All lines featuring the string "color" are to be listed.
▼
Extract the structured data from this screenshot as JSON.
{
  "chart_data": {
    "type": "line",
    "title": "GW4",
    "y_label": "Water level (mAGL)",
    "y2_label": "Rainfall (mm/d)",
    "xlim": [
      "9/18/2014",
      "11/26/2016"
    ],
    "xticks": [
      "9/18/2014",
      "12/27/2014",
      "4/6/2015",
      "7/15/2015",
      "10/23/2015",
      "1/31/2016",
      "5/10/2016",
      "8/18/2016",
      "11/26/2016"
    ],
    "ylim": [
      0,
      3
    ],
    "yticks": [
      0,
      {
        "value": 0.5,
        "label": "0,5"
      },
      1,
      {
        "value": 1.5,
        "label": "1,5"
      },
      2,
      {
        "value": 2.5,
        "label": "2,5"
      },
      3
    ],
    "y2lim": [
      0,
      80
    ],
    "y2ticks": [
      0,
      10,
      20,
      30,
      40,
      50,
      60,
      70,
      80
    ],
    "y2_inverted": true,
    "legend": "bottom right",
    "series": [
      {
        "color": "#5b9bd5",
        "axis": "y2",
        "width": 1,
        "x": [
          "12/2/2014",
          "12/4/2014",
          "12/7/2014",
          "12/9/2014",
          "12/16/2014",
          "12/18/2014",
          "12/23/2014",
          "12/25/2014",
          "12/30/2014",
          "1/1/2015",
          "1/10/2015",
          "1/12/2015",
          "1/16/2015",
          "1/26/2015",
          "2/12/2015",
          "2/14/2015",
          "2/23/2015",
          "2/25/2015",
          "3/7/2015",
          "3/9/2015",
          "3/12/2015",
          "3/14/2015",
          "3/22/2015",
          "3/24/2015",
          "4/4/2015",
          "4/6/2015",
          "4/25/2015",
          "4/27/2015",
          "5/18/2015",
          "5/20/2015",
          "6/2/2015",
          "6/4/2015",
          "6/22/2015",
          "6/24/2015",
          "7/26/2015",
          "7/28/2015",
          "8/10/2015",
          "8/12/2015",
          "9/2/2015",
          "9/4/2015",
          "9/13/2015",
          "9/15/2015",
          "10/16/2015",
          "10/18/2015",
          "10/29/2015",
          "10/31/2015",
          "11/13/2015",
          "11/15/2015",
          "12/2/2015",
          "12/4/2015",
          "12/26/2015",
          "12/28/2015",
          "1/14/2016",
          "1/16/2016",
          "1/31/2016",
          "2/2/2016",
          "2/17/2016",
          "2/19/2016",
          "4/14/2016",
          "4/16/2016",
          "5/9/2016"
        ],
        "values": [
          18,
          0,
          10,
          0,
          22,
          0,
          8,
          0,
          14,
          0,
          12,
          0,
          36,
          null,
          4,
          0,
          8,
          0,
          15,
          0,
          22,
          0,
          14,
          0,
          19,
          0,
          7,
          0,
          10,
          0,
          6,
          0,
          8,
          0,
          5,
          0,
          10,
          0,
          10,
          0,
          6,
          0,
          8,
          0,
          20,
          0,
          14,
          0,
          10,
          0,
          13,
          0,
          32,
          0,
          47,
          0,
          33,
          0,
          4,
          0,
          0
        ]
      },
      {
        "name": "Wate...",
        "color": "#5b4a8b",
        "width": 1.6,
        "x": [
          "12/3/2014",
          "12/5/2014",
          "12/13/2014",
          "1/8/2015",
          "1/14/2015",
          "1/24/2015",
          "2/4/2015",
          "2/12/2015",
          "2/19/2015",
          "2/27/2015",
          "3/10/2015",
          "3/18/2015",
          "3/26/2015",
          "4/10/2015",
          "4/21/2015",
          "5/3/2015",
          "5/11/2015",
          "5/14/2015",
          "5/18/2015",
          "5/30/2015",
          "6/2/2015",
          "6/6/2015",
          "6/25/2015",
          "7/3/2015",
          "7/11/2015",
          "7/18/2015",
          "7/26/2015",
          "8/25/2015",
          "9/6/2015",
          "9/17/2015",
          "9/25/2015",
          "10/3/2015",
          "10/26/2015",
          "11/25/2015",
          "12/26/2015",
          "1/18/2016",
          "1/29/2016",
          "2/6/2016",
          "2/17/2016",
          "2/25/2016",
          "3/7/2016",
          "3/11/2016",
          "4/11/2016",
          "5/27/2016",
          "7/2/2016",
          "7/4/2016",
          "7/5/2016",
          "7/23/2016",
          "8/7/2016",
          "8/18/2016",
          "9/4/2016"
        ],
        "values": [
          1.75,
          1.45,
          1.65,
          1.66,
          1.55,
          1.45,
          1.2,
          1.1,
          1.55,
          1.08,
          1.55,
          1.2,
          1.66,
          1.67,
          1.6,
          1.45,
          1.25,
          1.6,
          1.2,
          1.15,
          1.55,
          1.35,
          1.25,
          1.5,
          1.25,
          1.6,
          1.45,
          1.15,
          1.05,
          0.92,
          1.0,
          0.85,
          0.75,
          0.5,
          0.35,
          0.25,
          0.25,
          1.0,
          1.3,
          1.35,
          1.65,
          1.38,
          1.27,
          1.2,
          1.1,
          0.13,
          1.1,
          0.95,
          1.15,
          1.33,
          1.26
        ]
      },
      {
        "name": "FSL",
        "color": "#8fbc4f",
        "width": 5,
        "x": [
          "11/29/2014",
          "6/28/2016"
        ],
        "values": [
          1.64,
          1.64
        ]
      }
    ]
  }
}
▲
**COMPLETE ANSWER**:
        "color": "#5b9bd5",
        "color": "#5b4a8b",
        "color": "#8fbc4f",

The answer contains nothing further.